— start Exercise input —
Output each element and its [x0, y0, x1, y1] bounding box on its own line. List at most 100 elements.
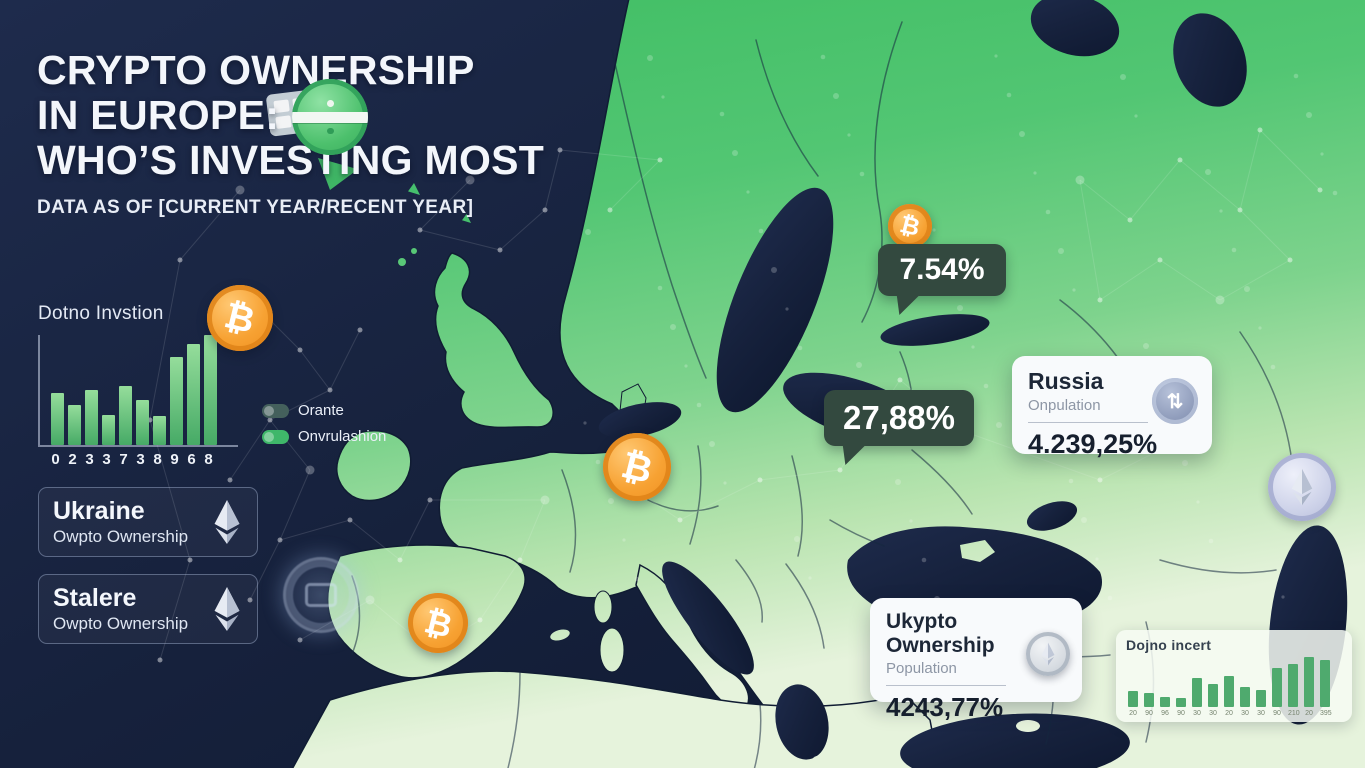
x-tick-label: 90	[1145, 710, 1153, 717]
spark-icon	[462, 214, 471, 223]
badge-value: 27,88%	[843, 399, 955, 436]
coin-swap-icon: ⇅	[1152, 378, 1198, 424]
x-tick-label: 96	[1161, 710, 1169, 717]
stat-subtitle: Population	[886, 660, 957, 677]
land-crimea	[960, 540, 995, 562]
x-tick-label: 20	[1129, 710, 1137, 717]
bar	[153, 416, 166, 445]
land-britain	[433, 252, 554, 429]
page-title: CRYPTO OWNERSHIP IN EUROPE: WHO’S INVEST…	[37, 47, 545, 183]
bar	[187, 343, 200, 445]
land-corsica	[593, 590, 613, 624]
ethereum-icon	[1289, 468, 1315, 506]
badge-value: 7.54%	[899, 253, 985, 286]
ethereum-coin-icon	[1026, 632, 1070, 676]
x-tick-label: 3	[102, 451, 111, 468]
bar	[1192, 677, 1202, 707]
land-ireland	[336, 430, 412, 502]
bar	[1320, 660, 1330, 707]
ethereum-icon	[211, 499, 243, 545]
land-sardinia	[599, 627, 625, 673]
stat-title: Ukypto Ownership	[886, 610, 995, 657]
x-tick-label: 30	[1257, 710, 1265, 717]
bitcoin-icon-central-europe: ₿	[603, 433, 671, 501]
bar	[1176, 697, 1186, 707]
land-cyprus	[1016, 720, 1040, 732]
x-tick-label: 9	[170, 451, 179, 468]
chart-title: Dojno incert	[1126, 637, 1212, 653]
bar	[1128, 691, 1138, 707]
bar	[68, 405, 81, 445]
stat-subtitle: Onpulation	[1028, 397, 1101, 414]
x-tick-label: 90	[1177, 710, 1185, 717]
green-coin-icon	[292, 79, 368, 155]
x-tick-label: 3	[136, 451, 145, 468]
chart-legend: Orante Onvrulashion	[262, 402, 386, 454]
bar	[85, 390, 98, 445]
x-tick-label: 20	[1225, 710, 1233, 717]
ethereum-icon	[1040, 642, 1056, 666]
stat-value: 4243,77%	[886, 692, 1004, 722]
bar	[1288, 664, 1298, 707]
bar	[119, 385, 132, 445]
x-tick-label: 210	[1288, 710, 1300, 717]
x-tick-label: 8	[204, 451, 213, 468]
callout-badge-754: 7.54%	[878, 244, 1006, 296]
legend-label: Orante	[298, 402, 344, 419]
bar	[1256, 689, 1266, 707]
chart-x-labels: 20 90 96 90 30 30 20 30 30 90 210 20 395	[1126, 710, 1342, 717]
bar	[1224, 675, 1234, 707]
callout-badge-2788: 27,88%	[824, 390, 974, 446]
bar	[1160, 696, 1170, 707]
country-subtitle: Owpto Ownership	[53, 614, 189, 633]
bar	[1144, 692, 1154, 707]
bar	[1240, 687, 1250, 707]
x-tick-label: 8	[153, 451, 162, 468]
bar	[1208, 684, 1218, 707]
land-north-africa	[291, 670, 940, 768]
legend-swatch	[262, 429, 289, 444]
x-tick-label: 3	[85, 451, 94, 468]
bitcoin-icon-spain: ₿	[408, 593, 468, 653]
x-tick-label: 2	[68, 451, 77, 468]
stat-card-russia: Russia Onpulation 4.239,25% ⇅	[1012, 356, 1212, 459]
country-name: Stalere	[53, 584, 137, 612]
country-name: Ukraine	[53, 497, 145, 525]
chart-bars	[1126, 657, 1340, 707]
chart-title: Dotno Invstion	[38, 303, 164, 324]
bar	[102, 415, 115, 445]
country-subtitle: Owpto Ownership	[53, 527, 189, 546]
x-tick-label: 90	[1273, 710, 1281, 717]
country-card-ukraine: Ukraine Owpto Ownership	[38, 487, 258, 557]
bar	[1272, 668, 1282, 707]
legend-item: Onvrulashion	[262, 428, 386, 445]
x-tick-label: 30	[1209, 710, 1217, 717]
chart-bars	[38, 335, 238, 447]
bitcoin-icon-north: ₿	[888, 204, 932, 248]
land-crete	[812, 754, 848, 766]
stat-value: 4.239,25%	[1028, 429, 1158, 459]
ethereum-icon	[211, 586, 243, 632]
country-card-stalere: Stalere Owpto Ownership	[38, 574, 258, 644]
bar	[204, 335, 217, 445]
stat-title: Russia	[1028, 368, 1104, 394]
bar	[51, 393, 64, 445]
stat-card-ukypto: Ukypto Ownership Population 4243,77%	[870, 598, 1082, 722]
x-tick-label: 30	[1241, 710, 1249, 717]
legend-label: Onvrulashion	[298, 428, 387, 445]
legend-swatch	[262, 403, 289, 418]
legend-item: Orante	[262, 402, 386, 419]
x-tick-label: 6	[187, 451, 196, 468]
bar	[136, 399, 149, 445]
mini-bar-chart: Dojno incert 20 90 96 90 30 30 20 30 30 90 210 20 39…	[1116, 630, 1352, 722]
ethereum-coin-icon-east	[1268, 453, 1336, 521]
bitcoin-icon: ₿	[207, 285, 273, 351]
faded-token-icon	[283, 557, 359, 633]
bar	[170, 357, 183, 445]
x-tick-label: 20	[1305, 710, 1313, 717]
land-balearic	[550, 629, 570, 641]
page-subtitle: DATA AS OF [CURRENT YEAR/RECENT YEAR]	[37, 197, 474, 218]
— end Exercise input —
## What is asked
Reproduce every line of the data above verbatim, omitting the pictures.

## Final result
Output each element and its [x0, y0, x1, y1] bounding box on its own line. List at most 100 elements.
x-tick-label: 90	[1145, 710, 1153, 717]
spark-icon	[462, 214, 471, 223]
badge-value: 27,88%	[843, 399, 955, 436]
coin-swap-icon: ⇅	[1152, 378, 1198, 424]
x-tick-label: 96	[1161, 710, 1169, 717]
stat-subtitle: Population	[886, 660, 957, 677]
land-crimea	[960, 540, 995, 562]
x-tick-label: 20	[1129, 710, 1137, 717]
bar	[153, 416, 166, 445]
land-britain	[433, 252, 554, 429]
page-title: CRYPTO OWNERSHIP IN EUROPE: WHO’S INVEST…	[37, 47, 545, 183]
bar	[187, 343, 200, 445]
land-corsica	[593, 590, 613, 624]
ethereum-icon	[1289, 468, 1315, 506]
badge-value: 7.54%	[899, 253, 985, 286]
ethereum-coin-icon	[1026, 632, 1070, 676]
x-tick-label: 3	[102, 451, 111, 468]
bar	[1192, 677, 1202, 707]
land-ireland	[336, 430, 412, 502]
bar	[1320, 660, 1330, 707]
ethereum-icon	[211, 499, 243, 545]
land-sardinia	[599, 627, 625, 673]
stat-title: Ukypto Ownership	[886, 610, 995, 657]
x-tick-label: 30	[1257, 710, 1265, 717]
bitcoin-icon-central-europe: ₿	[603, 433, 671, 501]
bar	[1176, 697, 1186, 707]
land-cyprus	[1016, 720, 1040, 732]
x-tick-label: 9	[170, 451, 179, 468]
chart-title: Dojno incert	[1126, 637, 1212, 653]
bar	[1128, 691, 1138, 707]
bar	[68, 405, 81, 445]
stat-subtitle: Onpulation	[1028, 397, 1101, 414]
x-tick-label: 90	[1177, 710, 1185, 717]
green-coin-icon	[292, 79, 368, 155]
x-tick-label: 3	[136, 451, 145, 468]
chart-legend: Orante Onvrulashion	[262, 402, 386, 454]
bar	[85, 390, 98, 445]
x-tick-label: 20	[1225, 710, 1233, 717]
ethereum-icon	[1040, 642, 1056, 666]
stat-value: 4243,77%	[886, 692, 1004, 722]
bar	[1288, 664, 1298, 707]
bar	[119, 385, 132, 445]
x-tick-label: 210	[1288, 710, 1300, 717]
x-tick-label: 8	[204, 451, 213, 468]
callout-badge-754: 7.54%	[878, 244, 1006, 296]
legend-label: Orante	[298, 402, 344, 419]
bar	[1256, 689, 1266, 707]
chart-x-labels: 20 90 96 90 30 30 20 30 30 90 210 20 395	[1126, 710, 1342, 717]
bar	[1224, 675, 1234, 707]
callout-badge-2788: 27,88%	[824, 390, 974, 446]
bar	[1160, 696, 1170, 707]
country-subtitle: Owpto Ownership	[53, 614, 189, 633]
bar	[1144, 692, 1154, 707]
bar	[1240, 687, 1250, 707]
x-tick-label: 8	[153, 451, 162, 468]
bar	[1208, 684, 1218, 707]
land-north-africa	[291, 670, 940, 768]
legend-swatch	[262, 429, 289, 444]
x-tick-label: 3	[85, 451, 94, 468]
bitcoin-icon-spain: ₿	[408, 593, 468, 653]
x-tick-label: 2	[68, 451, 77, 468]
stat-card-russia: Russia Onpulation 4.239,25% ⇅	[1012, 356, 1212, 459]
country-name: Stalere	[53, 584, 137, 612]
country-name: Ukraine	[53, 497, 145, 525]
chart-bars	[1126, 657, 1340, 707]
chart-title: Dotno Invstion	[38, 303, 164, 324]
bar	[102, 415, 115, 445]
country-subtitle: Owpto Ownership	[53, 527, 189, 546]
x-tick-label: 90	[1273, 710, 1281, 717]
country-card-ukraine: Ukraine Owpto Ownership	[38, 487, 258, 557]
bar	[1272, 668, 1282, 707]
legend-item: Onvrulashion	[262, 428, 386, 445]
x-tick-label: 30	[1209, 710, 1217, 717]
chart-bars	[38, 335, 238, 447]
bitcoin-icon-north: ₿	[888, 204, 932, 248]
land-crete	[812, 754, 848, 766]
stat-value: 4.239,25%	[1028, 429, 1158, 459]
ethereum-icon	[211, 586, 243, 632]
country-card-stalere: Stalere Owpto Ownership	[38, 574, 258, 644]
bar	[204, 335, 217, 445]
stat-title: Russia	[1028, 368, 1104, 394]
bar	[51, 393, 64, 445]
stat-card-ukypto: Ukypto Ownership Population 4243,77%	[870, 598, 1082, 722]
x-tick-label: 30	[1241, 710, 1249, 717]
legend-label: Onvrulashion	[298, 428, 387, 445]
legend-swatch	[262, 403, 289, 418]
legend-item: Orante	[262, 402, 386, 419]
x-tick-label: 6	[187, 451, 196, 468]
bar	[136, 399, 149, 445]
mini-bar-chart: Dojno incert 20 90 96 90 30 30 20 30 30 90 210 20 39…	[1116, 630, 1352, 722]
ethereum-coin-icon-east	[1268, 453, 1336, 521]
bitcoin-icon: ₿	[207, 285, 273, 351]
faded-token-icon	[283, 557, 359, 633]
bar	[170, 357, 183, 445]
x-tick-label: 20	[1305, 710, 1313, 717]
land-balearic	[550, 629, 570, 641]
page-subtitle: DATA AS OF [CURRENT YEAR/RECENT YEAR]	[37, 197, 474, 218]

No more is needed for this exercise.